— Stated goal —
Copy each line containing the word "Pretražite" from the records that follow, please.

— Material shown —
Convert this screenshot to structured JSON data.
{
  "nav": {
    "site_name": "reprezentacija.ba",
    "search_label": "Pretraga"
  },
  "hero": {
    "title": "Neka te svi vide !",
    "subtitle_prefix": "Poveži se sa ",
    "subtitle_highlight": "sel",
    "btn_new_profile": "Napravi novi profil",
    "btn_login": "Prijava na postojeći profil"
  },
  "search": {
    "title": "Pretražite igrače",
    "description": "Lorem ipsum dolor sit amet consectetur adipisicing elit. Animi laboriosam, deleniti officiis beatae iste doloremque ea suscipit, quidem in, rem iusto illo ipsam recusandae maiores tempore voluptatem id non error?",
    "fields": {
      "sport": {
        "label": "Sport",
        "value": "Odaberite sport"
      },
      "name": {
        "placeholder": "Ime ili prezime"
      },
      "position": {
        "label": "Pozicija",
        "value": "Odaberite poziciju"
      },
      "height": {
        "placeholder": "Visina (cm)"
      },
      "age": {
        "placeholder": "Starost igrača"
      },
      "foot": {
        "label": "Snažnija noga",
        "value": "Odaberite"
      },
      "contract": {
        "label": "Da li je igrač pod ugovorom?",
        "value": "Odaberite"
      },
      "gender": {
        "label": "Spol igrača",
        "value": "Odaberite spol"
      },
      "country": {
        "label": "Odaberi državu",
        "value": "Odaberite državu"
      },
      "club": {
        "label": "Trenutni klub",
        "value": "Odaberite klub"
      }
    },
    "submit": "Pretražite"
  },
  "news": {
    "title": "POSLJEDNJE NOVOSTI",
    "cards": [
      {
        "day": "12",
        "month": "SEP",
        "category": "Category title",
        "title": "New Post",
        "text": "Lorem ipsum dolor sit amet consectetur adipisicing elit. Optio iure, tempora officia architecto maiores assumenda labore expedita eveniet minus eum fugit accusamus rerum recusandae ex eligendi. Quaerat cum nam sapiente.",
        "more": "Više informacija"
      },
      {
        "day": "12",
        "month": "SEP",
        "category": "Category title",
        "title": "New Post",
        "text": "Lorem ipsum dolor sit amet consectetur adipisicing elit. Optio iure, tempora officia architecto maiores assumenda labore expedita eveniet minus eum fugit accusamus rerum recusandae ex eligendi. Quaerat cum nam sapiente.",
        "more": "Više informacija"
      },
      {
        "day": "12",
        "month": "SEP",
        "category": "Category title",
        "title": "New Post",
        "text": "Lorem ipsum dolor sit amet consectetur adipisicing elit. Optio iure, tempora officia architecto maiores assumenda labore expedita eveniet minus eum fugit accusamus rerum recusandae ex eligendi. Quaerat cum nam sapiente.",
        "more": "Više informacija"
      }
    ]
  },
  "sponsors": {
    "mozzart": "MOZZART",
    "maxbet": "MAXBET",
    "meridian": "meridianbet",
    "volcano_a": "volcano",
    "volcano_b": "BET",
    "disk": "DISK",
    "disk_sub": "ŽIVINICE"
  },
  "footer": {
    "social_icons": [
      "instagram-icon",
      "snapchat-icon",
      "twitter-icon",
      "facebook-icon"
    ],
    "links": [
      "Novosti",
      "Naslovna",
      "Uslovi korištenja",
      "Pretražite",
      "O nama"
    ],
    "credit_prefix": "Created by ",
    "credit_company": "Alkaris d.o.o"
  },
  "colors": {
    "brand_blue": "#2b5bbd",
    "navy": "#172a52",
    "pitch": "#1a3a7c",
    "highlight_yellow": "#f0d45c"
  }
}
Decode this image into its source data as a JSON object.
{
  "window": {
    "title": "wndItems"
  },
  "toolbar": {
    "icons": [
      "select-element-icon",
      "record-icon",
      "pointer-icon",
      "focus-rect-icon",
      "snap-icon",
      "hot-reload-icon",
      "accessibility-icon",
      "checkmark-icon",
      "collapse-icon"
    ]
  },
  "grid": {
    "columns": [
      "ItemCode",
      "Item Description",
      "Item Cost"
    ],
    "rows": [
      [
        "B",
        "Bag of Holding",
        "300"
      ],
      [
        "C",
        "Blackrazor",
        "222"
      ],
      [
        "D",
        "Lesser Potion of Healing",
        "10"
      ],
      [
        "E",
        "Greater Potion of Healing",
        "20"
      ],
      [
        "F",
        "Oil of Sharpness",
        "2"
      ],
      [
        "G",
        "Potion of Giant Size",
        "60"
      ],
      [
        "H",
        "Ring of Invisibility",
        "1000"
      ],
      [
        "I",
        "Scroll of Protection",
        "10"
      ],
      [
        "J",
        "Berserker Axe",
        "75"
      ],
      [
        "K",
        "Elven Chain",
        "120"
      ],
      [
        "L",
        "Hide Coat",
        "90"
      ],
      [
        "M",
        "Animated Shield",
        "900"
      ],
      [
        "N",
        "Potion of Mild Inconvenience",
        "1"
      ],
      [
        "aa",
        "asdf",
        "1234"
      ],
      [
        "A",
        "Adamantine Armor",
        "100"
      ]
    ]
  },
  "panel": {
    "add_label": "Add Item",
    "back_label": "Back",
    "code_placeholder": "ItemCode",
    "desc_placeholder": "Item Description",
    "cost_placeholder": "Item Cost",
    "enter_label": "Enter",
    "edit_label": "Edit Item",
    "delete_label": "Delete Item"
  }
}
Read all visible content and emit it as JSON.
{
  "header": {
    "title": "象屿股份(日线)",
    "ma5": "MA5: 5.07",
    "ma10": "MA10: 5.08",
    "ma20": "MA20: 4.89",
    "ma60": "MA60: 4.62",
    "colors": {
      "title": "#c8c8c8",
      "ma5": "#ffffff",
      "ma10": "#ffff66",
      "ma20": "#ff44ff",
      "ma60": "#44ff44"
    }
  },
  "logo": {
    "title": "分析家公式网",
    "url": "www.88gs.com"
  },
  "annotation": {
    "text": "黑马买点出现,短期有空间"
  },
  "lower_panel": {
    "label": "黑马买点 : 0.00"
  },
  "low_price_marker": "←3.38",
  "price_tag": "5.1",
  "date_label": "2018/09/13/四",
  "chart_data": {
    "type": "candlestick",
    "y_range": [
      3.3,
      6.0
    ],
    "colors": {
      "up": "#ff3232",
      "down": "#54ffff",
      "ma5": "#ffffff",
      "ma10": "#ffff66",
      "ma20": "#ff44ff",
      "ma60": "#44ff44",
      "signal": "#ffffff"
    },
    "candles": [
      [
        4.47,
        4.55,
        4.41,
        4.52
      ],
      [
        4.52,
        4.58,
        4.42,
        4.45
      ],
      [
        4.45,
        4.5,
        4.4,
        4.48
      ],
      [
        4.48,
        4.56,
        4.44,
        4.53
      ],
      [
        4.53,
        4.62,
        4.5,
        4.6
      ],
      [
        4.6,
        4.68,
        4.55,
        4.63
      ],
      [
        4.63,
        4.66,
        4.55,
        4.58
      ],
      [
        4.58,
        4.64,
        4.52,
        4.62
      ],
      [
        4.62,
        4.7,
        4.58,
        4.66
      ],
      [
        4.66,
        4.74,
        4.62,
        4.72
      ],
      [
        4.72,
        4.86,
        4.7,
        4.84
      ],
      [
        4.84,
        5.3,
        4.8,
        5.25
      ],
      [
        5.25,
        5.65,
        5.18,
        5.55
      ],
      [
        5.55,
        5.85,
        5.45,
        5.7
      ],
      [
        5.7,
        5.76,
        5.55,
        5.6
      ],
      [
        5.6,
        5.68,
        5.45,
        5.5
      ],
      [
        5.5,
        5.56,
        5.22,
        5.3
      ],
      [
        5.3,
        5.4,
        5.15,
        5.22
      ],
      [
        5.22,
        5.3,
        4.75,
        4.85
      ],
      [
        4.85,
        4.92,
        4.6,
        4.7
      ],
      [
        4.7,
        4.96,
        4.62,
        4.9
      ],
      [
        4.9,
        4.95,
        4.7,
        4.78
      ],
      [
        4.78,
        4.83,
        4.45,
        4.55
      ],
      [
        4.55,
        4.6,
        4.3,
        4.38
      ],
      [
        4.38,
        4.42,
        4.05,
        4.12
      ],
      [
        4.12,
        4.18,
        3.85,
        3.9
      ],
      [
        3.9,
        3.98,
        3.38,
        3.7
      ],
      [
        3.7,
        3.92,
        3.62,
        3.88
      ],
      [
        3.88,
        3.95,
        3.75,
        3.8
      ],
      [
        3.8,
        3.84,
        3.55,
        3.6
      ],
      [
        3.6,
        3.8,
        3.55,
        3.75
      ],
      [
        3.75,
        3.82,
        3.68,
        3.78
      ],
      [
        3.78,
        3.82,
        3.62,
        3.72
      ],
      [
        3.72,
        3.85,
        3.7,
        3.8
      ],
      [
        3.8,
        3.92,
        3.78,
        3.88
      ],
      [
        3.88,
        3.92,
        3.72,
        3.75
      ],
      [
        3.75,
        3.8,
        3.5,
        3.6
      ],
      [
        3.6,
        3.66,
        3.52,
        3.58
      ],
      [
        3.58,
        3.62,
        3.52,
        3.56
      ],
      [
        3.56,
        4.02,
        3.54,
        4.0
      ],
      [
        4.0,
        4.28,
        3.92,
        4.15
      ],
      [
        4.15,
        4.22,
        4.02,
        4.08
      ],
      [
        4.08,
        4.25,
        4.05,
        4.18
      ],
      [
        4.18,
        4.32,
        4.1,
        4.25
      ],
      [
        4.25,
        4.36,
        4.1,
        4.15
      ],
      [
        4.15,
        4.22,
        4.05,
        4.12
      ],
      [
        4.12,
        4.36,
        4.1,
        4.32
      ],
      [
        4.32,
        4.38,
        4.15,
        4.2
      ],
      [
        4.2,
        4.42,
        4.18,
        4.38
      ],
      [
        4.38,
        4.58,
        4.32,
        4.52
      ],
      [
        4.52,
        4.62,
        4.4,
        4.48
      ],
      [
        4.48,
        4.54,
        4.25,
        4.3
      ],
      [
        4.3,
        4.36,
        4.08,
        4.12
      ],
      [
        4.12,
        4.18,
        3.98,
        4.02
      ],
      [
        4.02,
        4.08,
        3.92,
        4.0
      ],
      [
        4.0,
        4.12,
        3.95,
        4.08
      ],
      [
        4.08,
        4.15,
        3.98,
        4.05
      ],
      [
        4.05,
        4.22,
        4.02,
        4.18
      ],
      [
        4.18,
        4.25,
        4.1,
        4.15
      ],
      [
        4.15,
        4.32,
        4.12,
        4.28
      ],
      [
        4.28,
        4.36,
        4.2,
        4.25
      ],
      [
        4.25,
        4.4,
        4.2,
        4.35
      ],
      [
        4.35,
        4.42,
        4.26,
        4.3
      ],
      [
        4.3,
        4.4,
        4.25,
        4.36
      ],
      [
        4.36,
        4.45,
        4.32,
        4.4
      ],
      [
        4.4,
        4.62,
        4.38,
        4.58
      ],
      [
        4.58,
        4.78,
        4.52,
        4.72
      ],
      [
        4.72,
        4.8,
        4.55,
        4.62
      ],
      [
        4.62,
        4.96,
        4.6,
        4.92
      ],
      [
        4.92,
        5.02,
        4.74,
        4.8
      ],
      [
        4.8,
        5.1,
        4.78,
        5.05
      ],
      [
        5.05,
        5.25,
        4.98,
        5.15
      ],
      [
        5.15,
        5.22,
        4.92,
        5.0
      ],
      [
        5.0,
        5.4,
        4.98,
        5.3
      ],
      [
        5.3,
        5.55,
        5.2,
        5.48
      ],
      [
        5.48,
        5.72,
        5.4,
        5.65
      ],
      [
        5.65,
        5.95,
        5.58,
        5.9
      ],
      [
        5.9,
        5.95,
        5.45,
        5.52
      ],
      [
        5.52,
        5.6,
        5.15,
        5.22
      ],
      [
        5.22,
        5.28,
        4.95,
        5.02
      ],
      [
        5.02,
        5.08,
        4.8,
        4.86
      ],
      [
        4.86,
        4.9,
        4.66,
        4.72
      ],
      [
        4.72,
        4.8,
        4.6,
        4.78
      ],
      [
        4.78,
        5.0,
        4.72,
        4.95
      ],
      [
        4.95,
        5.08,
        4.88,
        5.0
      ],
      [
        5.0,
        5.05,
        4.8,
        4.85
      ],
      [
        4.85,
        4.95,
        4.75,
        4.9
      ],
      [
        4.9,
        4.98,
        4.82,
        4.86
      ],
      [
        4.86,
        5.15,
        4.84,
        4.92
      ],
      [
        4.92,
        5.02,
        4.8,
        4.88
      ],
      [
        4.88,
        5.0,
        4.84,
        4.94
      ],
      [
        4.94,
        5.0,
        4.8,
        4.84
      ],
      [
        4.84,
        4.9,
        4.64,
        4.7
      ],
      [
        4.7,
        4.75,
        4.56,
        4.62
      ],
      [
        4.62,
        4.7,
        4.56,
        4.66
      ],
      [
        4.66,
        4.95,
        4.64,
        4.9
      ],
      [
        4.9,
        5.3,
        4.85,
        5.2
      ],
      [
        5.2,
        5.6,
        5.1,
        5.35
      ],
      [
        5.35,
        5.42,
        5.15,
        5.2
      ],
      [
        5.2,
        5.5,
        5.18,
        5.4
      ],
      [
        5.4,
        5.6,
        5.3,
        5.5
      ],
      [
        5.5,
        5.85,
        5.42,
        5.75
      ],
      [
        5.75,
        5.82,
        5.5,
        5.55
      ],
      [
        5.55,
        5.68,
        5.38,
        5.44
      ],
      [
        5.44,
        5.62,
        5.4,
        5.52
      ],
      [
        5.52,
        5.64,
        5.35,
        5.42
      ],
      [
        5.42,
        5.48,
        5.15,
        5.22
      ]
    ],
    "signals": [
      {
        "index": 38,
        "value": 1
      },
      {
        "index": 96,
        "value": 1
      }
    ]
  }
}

— Task result —
    "title": "Pretražite igrače",
    "submit": "Pretražite"
      "Pretražite",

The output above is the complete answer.